### [The task]
Check each line of the records below and collect those holding "ERAI".

Figure content listings:

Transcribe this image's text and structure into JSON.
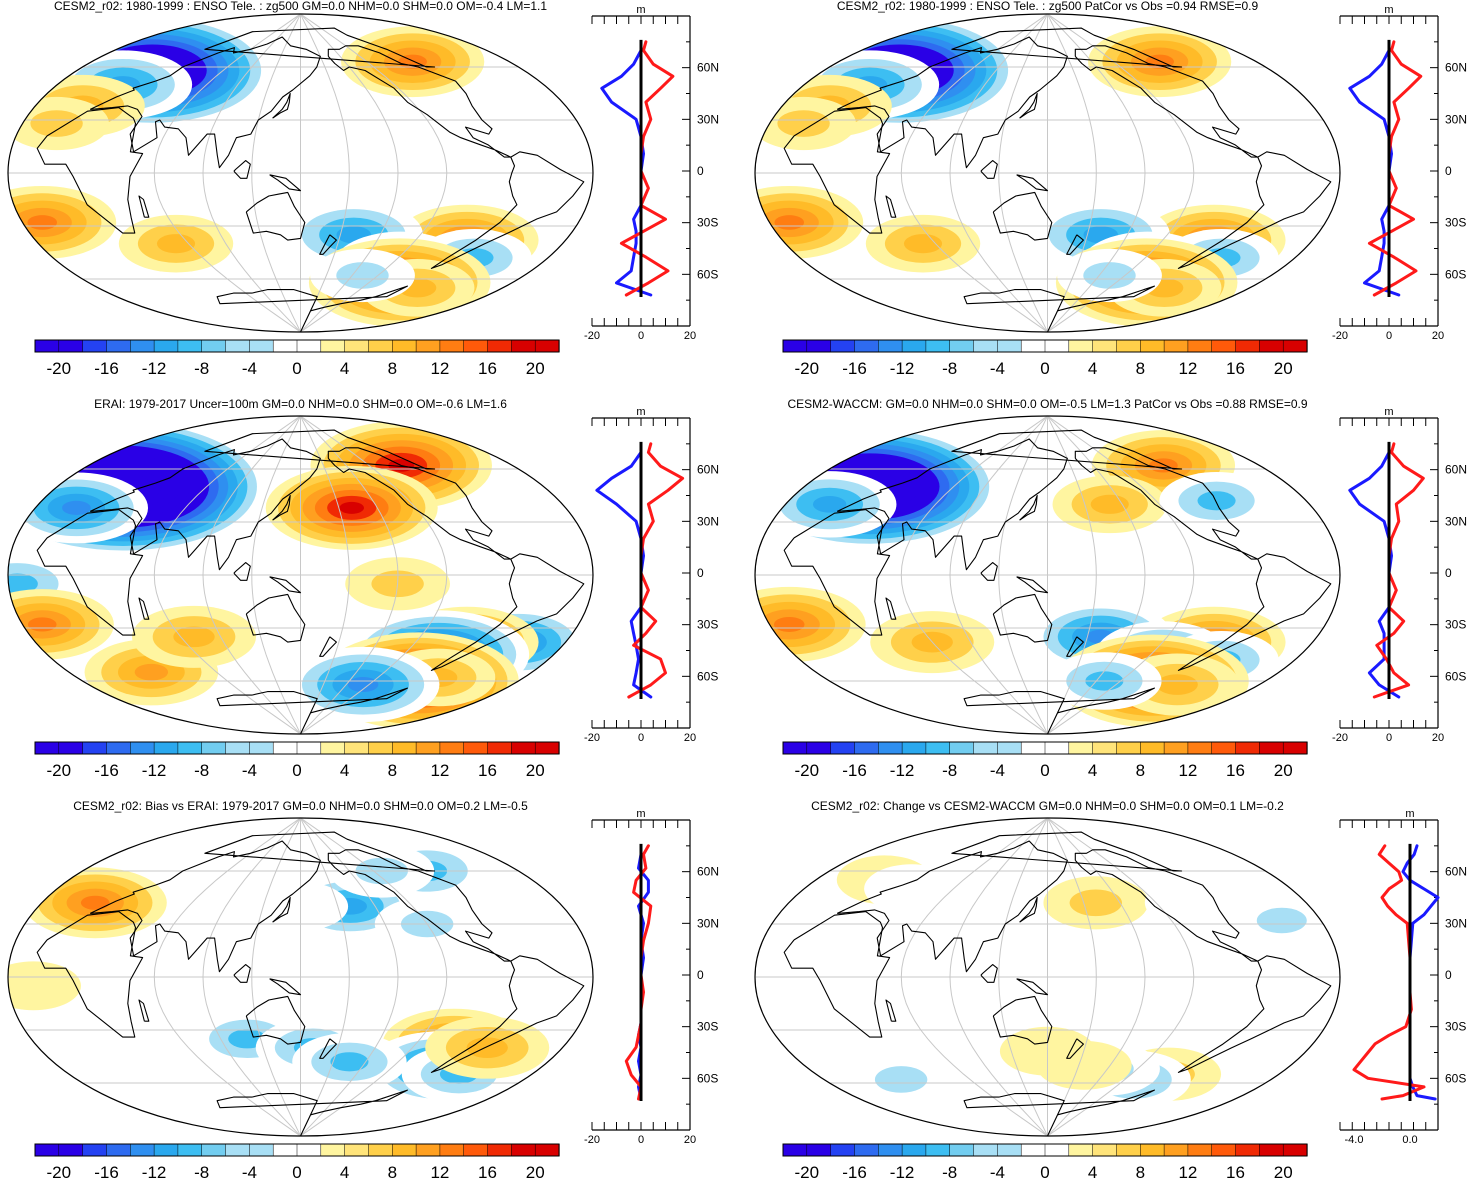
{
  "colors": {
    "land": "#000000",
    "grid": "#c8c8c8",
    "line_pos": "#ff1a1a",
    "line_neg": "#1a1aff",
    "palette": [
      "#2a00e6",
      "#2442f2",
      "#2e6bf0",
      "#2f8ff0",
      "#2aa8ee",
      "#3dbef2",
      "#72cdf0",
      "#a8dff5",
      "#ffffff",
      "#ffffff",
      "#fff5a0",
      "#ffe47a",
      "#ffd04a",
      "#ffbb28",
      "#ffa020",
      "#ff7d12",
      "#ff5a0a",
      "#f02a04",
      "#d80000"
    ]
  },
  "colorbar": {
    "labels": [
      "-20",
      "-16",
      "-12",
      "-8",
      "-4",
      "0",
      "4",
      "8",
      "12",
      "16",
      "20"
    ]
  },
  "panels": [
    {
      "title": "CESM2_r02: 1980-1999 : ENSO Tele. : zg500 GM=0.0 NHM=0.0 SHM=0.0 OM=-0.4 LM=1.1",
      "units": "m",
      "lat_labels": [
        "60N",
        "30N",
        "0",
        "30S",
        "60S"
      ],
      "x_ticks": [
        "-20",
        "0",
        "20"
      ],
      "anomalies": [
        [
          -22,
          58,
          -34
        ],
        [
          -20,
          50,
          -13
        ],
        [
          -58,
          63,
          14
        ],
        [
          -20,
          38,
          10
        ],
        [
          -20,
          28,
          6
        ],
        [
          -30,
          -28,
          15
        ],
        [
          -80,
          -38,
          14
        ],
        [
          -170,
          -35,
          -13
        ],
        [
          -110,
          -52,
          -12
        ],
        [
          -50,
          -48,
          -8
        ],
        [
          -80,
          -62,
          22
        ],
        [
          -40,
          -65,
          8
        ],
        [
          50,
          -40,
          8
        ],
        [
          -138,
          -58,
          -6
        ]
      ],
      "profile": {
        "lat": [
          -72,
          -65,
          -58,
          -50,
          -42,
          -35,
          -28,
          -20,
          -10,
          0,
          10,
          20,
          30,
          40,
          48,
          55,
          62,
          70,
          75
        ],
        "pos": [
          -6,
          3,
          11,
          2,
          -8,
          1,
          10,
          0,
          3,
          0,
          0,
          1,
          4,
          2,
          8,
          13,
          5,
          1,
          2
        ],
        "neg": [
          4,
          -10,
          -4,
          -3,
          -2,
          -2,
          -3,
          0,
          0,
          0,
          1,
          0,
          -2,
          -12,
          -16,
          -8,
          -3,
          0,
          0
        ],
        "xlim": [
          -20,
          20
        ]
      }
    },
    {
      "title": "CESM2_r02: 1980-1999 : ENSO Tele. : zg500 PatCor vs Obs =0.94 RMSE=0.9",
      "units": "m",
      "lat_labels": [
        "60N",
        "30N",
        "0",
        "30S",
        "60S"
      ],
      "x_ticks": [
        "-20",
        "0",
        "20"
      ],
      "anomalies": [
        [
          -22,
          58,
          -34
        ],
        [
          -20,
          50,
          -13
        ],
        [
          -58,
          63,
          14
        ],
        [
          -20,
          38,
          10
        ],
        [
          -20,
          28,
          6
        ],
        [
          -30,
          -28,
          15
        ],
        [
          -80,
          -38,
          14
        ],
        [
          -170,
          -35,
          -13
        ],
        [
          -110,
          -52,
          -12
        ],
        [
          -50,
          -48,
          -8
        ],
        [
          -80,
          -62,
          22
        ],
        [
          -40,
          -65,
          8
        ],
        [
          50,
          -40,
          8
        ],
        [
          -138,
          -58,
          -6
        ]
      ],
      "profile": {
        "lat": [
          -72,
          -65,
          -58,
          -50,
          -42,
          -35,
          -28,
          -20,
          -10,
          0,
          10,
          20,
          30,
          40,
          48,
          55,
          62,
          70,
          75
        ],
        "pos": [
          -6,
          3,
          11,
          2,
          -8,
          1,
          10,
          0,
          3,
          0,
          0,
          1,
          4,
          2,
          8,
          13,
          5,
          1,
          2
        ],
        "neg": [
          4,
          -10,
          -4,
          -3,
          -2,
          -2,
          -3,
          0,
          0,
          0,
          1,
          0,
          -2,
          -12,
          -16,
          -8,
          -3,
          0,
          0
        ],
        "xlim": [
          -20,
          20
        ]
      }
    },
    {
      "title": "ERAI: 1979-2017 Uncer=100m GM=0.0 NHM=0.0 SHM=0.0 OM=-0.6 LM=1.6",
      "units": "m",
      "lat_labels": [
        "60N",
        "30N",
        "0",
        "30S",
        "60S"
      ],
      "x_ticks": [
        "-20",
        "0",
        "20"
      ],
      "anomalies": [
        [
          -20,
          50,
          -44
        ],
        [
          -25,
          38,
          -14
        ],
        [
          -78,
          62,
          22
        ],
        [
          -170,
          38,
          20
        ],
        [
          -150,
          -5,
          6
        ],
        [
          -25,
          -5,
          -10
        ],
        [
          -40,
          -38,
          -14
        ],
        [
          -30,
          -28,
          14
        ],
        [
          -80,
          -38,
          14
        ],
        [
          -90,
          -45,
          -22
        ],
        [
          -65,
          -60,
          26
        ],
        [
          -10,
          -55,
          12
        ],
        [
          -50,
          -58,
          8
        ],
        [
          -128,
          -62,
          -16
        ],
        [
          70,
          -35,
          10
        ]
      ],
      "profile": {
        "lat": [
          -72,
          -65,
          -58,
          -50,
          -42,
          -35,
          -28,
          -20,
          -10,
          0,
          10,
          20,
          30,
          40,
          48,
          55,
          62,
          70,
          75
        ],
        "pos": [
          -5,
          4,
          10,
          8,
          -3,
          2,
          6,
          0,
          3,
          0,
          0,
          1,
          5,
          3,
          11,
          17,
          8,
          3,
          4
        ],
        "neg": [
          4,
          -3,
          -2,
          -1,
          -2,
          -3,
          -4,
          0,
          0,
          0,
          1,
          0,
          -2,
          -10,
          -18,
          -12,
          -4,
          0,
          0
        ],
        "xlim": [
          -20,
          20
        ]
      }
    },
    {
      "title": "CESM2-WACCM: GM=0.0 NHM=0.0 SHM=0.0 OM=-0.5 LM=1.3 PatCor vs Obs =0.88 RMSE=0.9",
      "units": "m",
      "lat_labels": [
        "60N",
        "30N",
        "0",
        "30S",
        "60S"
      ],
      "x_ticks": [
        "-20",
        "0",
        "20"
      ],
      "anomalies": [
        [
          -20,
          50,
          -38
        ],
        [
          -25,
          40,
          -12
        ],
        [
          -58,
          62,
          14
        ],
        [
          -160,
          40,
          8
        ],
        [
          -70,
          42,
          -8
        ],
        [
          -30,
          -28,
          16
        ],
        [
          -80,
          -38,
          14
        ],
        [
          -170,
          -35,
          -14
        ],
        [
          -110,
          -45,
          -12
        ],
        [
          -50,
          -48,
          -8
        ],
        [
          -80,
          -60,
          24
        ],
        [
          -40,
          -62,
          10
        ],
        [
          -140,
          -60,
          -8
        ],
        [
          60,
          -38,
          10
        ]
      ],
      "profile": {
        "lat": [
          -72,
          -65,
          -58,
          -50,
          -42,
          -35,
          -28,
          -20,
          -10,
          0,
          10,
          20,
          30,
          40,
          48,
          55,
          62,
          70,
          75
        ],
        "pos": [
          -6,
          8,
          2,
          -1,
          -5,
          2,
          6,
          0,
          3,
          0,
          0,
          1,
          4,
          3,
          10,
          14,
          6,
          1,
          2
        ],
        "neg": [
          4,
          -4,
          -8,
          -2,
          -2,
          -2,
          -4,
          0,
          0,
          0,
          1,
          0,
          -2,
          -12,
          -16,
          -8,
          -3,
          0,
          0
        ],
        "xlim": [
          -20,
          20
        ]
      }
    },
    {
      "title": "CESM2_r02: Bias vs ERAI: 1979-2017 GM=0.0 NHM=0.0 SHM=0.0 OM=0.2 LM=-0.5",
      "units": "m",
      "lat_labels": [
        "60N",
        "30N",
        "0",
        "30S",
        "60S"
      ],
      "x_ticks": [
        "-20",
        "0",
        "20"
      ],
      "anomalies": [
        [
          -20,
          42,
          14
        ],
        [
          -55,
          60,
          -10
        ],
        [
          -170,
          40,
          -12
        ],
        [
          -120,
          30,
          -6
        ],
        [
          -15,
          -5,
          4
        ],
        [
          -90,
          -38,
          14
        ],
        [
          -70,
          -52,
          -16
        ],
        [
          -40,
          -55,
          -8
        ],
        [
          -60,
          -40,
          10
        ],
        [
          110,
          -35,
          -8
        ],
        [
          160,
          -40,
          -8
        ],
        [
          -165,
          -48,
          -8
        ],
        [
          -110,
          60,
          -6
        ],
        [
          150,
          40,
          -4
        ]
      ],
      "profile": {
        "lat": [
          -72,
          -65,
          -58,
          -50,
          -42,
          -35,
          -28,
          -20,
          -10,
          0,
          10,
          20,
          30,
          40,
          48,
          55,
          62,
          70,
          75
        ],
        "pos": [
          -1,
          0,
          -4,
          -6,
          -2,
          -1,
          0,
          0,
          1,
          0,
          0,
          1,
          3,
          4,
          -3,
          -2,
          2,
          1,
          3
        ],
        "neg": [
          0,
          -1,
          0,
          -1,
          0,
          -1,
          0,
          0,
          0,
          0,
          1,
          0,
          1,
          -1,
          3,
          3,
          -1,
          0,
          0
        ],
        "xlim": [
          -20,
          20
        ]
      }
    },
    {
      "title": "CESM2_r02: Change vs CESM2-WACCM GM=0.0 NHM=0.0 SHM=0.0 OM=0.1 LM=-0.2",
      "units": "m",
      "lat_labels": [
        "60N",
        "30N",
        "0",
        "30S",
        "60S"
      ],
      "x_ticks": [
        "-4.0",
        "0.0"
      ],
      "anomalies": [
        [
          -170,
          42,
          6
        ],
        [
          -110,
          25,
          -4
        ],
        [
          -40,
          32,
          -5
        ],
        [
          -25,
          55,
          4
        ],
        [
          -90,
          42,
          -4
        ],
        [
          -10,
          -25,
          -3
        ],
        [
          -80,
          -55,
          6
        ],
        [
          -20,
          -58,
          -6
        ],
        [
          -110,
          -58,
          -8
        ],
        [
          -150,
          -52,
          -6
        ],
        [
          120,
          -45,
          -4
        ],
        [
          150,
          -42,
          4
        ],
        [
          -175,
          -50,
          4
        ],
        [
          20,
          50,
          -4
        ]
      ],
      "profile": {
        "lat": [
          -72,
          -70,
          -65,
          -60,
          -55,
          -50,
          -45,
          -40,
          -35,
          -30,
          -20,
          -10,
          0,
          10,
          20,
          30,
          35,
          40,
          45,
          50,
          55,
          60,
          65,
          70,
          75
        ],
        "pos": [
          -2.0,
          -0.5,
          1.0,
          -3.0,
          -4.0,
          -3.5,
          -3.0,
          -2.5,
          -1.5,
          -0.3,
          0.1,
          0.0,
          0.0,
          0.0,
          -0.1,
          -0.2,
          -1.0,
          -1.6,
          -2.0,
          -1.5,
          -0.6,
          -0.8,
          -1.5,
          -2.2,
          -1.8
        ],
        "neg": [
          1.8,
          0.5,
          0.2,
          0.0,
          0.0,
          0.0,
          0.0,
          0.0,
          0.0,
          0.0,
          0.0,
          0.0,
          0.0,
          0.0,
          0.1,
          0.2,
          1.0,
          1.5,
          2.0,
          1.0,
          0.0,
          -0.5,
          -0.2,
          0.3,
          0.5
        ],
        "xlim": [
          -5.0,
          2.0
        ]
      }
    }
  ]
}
...
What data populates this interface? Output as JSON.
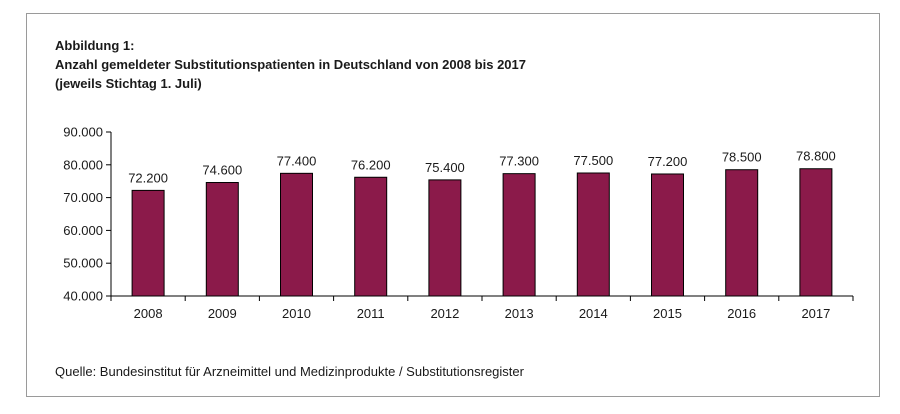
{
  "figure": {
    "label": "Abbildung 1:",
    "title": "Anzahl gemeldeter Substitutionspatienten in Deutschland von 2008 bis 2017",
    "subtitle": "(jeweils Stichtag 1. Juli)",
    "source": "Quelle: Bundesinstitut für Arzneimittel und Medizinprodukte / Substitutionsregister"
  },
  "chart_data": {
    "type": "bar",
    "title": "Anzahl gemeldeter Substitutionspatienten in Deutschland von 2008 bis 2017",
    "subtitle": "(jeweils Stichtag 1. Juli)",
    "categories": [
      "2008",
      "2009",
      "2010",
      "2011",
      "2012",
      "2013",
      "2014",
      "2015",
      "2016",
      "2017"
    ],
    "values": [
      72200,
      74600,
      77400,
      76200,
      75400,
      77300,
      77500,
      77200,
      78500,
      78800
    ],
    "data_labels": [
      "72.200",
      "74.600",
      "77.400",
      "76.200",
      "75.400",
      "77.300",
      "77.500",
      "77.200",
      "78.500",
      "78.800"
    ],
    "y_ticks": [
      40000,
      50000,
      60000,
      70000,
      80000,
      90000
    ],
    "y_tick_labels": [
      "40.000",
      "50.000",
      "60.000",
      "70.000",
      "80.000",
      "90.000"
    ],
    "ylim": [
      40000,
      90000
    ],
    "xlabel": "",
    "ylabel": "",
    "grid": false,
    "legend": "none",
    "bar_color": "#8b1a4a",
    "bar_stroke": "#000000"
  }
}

### [Task answer]
      "title": "ERAI: 1979-2017 Uncer=100m GM=0.0 NHM=0.0 SHM=0.0 OM=-0.6 LM=1.6",
      "title": "CESM2_r02: Bias vs ERAI: 1979-2017 GM=0.0 NHM=0.0 SHM=0.0 OM=0.2 LM=-0.5",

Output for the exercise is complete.